SET TASK:
Copy every line of the following records word for word, changing nothing.

-- Start --

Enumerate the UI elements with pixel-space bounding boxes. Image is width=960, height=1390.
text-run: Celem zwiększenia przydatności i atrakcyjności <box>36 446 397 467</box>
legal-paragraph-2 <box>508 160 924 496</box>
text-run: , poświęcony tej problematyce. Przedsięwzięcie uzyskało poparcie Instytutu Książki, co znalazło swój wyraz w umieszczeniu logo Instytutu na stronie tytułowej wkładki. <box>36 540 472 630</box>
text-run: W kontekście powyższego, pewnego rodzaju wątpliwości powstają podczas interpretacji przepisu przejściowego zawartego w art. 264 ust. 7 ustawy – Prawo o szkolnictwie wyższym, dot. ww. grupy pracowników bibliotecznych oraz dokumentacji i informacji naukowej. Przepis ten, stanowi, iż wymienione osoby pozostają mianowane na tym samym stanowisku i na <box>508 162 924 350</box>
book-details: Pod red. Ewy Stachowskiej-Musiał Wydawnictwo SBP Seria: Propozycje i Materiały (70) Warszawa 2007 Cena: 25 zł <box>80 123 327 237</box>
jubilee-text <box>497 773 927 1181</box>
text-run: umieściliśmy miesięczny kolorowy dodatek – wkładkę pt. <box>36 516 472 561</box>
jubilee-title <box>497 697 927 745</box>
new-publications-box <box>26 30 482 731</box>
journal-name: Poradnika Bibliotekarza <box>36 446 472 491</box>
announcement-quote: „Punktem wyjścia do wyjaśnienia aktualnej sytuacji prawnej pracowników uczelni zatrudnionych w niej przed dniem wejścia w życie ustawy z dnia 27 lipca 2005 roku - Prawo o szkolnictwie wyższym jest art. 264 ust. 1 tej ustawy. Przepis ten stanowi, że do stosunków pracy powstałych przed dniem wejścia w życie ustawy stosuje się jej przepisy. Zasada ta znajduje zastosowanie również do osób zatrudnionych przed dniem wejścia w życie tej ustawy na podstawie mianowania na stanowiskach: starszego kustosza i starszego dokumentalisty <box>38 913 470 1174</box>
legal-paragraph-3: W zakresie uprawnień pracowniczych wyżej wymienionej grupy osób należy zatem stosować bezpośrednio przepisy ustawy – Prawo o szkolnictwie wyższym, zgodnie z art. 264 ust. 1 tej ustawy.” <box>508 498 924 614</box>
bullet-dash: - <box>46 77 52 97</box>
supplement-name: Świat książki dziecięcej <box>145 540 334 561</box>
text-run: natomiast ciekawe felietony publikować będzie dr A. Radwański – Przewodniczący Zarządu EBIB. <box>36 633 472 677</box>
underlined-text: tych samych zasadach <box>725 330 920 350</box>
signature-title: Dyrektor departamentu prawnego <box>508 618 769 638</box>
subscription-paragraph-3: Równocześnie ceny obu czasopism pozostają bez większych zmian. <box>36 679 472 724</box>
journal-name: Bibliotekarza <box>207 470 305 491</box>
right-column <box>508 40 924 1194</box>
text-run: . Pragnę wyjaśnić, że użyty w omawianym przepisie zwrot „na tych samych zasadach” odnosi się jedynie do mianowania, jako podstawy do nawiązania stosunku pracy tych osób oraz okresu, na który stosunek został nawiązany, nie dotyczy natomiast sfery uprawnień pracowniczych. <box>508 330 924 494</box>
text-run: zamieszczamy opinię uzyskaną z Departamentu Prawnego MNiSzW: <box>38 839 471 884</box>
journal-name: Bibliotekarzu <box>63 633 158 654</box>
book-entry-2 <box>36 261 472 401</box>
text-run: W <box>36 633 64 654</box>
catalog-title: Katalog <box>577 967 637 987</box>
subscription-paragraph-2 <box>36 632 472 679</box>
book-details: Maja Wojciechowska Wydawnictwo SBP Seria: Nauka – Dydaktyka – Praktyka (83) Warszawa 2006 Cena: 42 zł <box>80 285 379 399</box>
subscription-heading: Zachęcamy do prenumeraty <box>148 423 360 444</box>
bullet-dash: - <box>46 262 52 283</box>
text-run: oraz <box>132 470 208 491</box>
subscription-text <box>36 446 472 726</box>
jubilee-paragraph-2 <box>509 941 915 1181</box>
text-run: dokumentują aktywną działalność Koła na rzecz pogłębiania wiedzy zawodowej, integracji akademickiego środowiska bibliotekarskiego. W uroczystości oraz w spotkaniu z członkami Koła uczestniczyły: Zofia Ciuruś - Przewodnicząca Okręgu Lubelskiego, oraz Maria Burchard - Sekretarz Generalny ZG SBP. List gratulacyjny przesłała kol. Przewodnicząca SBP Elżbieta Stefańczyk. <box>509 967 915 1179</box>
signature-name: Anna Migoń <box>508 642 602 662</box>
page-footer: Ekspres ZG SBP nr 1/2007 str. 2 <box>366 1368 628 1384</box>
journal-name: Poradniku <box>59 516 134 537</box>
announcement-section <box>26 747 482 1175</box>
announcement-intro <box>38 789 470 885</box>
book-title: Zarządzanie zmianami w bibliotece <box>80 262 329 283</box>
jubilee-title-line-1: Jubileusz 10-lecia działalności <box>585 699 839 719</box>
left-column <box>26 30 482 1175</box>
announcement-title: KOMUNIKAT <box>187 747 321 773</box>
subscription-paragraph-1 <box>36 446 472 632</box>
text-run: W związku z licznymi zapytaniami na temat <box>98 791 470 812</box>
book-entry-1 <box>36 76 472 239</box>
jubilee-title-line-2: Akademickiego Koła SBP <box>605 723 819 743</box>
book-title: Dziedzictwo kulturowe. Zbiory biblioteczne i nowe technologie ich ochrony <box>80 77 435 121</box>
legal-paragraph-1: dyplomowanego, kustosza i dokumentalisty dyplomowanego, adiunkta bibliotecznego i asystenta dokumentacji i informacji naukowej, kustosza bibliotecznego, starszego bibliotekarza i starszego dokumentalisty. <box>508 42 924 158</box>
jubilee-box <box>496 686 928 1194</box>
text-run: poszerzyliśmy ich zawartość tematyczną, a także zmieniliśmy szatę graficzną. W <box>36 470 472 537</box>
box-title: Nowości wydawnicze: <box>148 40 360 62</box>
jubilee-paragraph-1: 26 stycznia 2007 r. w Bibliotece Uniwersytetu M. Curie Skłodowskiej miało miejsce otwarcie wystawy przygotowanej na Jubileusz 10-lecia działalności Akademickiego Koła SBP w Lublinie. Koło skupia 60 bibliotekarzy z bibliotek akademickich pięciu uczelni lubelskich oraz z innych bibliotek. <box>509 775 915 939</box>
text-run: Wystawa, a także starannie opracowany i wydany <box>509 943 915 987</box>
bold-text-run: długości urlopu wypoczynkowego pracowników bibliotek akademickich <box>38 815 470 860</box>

-- End --

SOLUTION TO THE PROBLEM:
Enumerate the UI elements with pixel-space bounding boxes. Image is width=960, height=1390.
text-run: Celem zwiększenia przydatności i atrakcyjności <box>36 446 397 467</box>
legal-paragraph-2 <box>508 160 924 496</box>
text-run: , poświęcony tej problematyce. Przedsięwzięcie uzyskało poparcie Instytutu Książki, co znalazło swój wyraz w umieszczeniu logo Instytutu na stronie tytułowej wkładki. <box>36 540 472 630</box>
text-run: W kontekście powyższego, pewnego rodzaju wątpliwości powstają podczas interpretacji przepisu przejściowego zawartego w art. 264 ust. 7 ustawy – Prawo o szkolnictwie wyższym, dot. ww. grupy pracowników bibliotecznych oraz dokumentacji i informacji naukowej. Przepis ten, stanowi, iż wymienione osoby pozostają mianowane na tym samym stanowisku i na <box>508 162 924 350</box>
book-details: Pod red. Ewy Stachowskiej-Musiał Wydawnictwo SBP Seria: Propozycje i Materiały (70) Warszawa 2007 Cena: 25 zł <box>80 123 327 237</box>
jubilee-text <box>497 773 927 1181</box>
text-run: umieściliśmy miesięczny kolorowy dodatek – wkładkę pt. <box>36 516 472 561</box>
jubilee-title <box>497 697 927 745</box>
new-publications-box <box>26 30 482 731</box>
journal-name: Poradnika Bibliotekarza <box>36 446 472 491</box>
announcement-quote: „Punktem wyjścia do wyjaśnienia aktualnej sytuacji prawnej pracowników uczelni zatrudnionych w niej przed dniem wejścia w życie ustawy z dnia 27 lipca 2005 roku - Prawo o szkolnictwie wyższym jest art. 264 ust. 1 tej ustawy. Przepis ten stanowi, że do stosunków pracy powstałych przed dniem wejścia w życie ustawy stosuje się jej przepisy. Zasada ta znajduje zastosowanie również do osób zatrudnionych przed dniem wejścia w życie tej ustawy na podstawie mianowania na stanowiskach: starszego kustosza i starszego dokumentalisty <box>38 913 470 1174</box>
legal-paragraph-3: W zakresie uprawnień pracowniczych wyżej wymienionej grupy osób należy zatem stosować bezpośrednio przepisy ustawy – Prawo o szkolnictwie wyższym, zgodnie z art. 264 ust. 1 tej ustawy.” <box>508 498 924 614</box>
bullet-dash: - <box>46 77 52 97</box>
supplement-name: Świat książki dziecięcej <box>145 540 334 561</box>
text-run: natomiast ciekawe felietony publikować będzie dr A. Radwański – Przewodniczący Zarządu EBIB. <box>36 633 472 677</box>
underlined-text: tych samych zasadach <box>725 330 920 350</box>
signature-title: Dyrektor departamentu prawnego <box>508 618 769 638</box>
subscription-paragraph-3: Równocześnie ceny obu czasopism pozostają bez większych zmian. <box>36 679 472 724</box>
journal-name: Bibliotekarza <box>207 470 305 491</box>
right-column <box>508 40 924 1194</box>
text-run: . Pragnę wyjaśnić, że użyty w omawianym przepisie zwrot „na tych samych zasadach” odnosi się jedynie do mianowania, jako podstawy do nawiązania stosunku pracy tych osób oraz okresu, na który stosunek został nawiązany, nie dotyczy natomiast sfery uprawnień pracowniczych. <box>508 330 924 494</box>
text-run: zamieszczamy opinię uzyskaną z Departamentu Prawnego MNiSzW: <box>38 839 471 884</box>
journal-name: Bibliotekarzu <box>63 633 158 654</box>
book-entry-2 <box>36 261 472 401</box>
text-run: W <box>36 633 64 654</box>
catalog-title: Katalog <box>577 967 637 987</box>
subscription-paragraph-2 <box>36 632 472 679</box>
book-details: Maja Wojciechowska Wydawnictwo SBP Seria: Nauka – Dydaktyka – Praktyka (83) Warszawa 2006 Cena: 42 zł <box>80 285 379 399</box>
subscription-heading: Zachęcamy do prenumeraty <box>148 423 360 444</box>
bullet-dash: - <box>46 262 52 283</box>
text-run: oraz <box>132 470 208 491</box>
subscription-text <box>36 446 472 726</box>
jubilee-paragraph-2 <box>509 941 915 1181</box>
text-run: dokumentują aktywną działalność Koła na rzecz pogłębiania wiedzy zawodowej, integracji akademickiego środowiska bibliotekarskiego. W uroczystości oraz w spotkaniu z członkami Koła uczestniczyły: Zofia Ciuruś - Przewodnicząca Okręgu Lubelskiego, oraz Maria Burchard - Sekretarz Generalny ZG SBP. List gratulacyjny przesłała kol. Przewodnicząca SBP Elżbieta Stefańczyk. <box>509 967 915 1179</box>
signature-name: Anna Migoń <box>508 642 602 662</box>
page-footer: Ekspres ZG SBP nr 1/2007 str. 2 <box>366 1368 628 1384</box>
journal-name: Poradniku <box>59 516 134 537</box>
announcement-section <box>26 747 482 1175</box>
announcement-intro <box>38 789 470 885</box>
book-title: Zarządzanie zmianami w bibliotece <box>80 262 329 283</box>
jubilee-title-line-1: Jubileusz 10-lecia działalności <box>585 699 839 719</box>
left-column <box>26 30 482 1175</box>
announcement-title: KOMUNIKAT <box>187 747 321 773</box>
subscription-paragraph-1 <box>36 446 472 632</box>
text-run: W związku z licznymi zapytaniami na temat <box>98 791 470 812</box>
book-entry-1 <box>36 76 472 239</box>
jubilee-title-line-2: Akademickiego Koła SBP <box>605 723 819 743</box>
book-title: Dziedzictwo kulturowe. Zbiory biblioteczne i nowe technologie ich ochrony <box>80 77 435 121</box>
legal-paragraph-1: dyplomowanego, kustosza i dokumentalisty dyplomowanego, adiunkta bibliotecznego i asystenta dokumentacji i informacji naukowej, kustosza bibliotecznego, starszego bibliotekarza i starszego dokumentalisty. <box>508 42 924 158</box>
jubilee-box <box>496 686 928 1194</box>
text-run: poszerzyliśmy ich zawartość tematyczną, a także zmieniliśmy szatę graficzną. W <box>36 470 472 537</box>
box-title: Nowości wydawnicze: <box>148 40 360 62</box>
jubilee-paragraph-1: 26 stycznia 2007 r. w Bibliotece Uniwersytetu M. Curie Skłodowskiej miało miejsce otwarcie wystawy przygotowanej na Jubileusz 10-lecia działalności Akademickiego Koła SBP w Lublinie. Koło skupia 60 bibliotekarzy z bibliotek akademickich pięciu uczelni lubelskich oraz z innych bibliotek. <box>509 775 915 939</box>
text-run: Wystawa, a także starannie opracowany i wydany <box>509 943 915 987</box>
bold-text-run: długości urlopu wypoczynkowego pracowników bibliotek akademickich <box>38 815 470 860</box>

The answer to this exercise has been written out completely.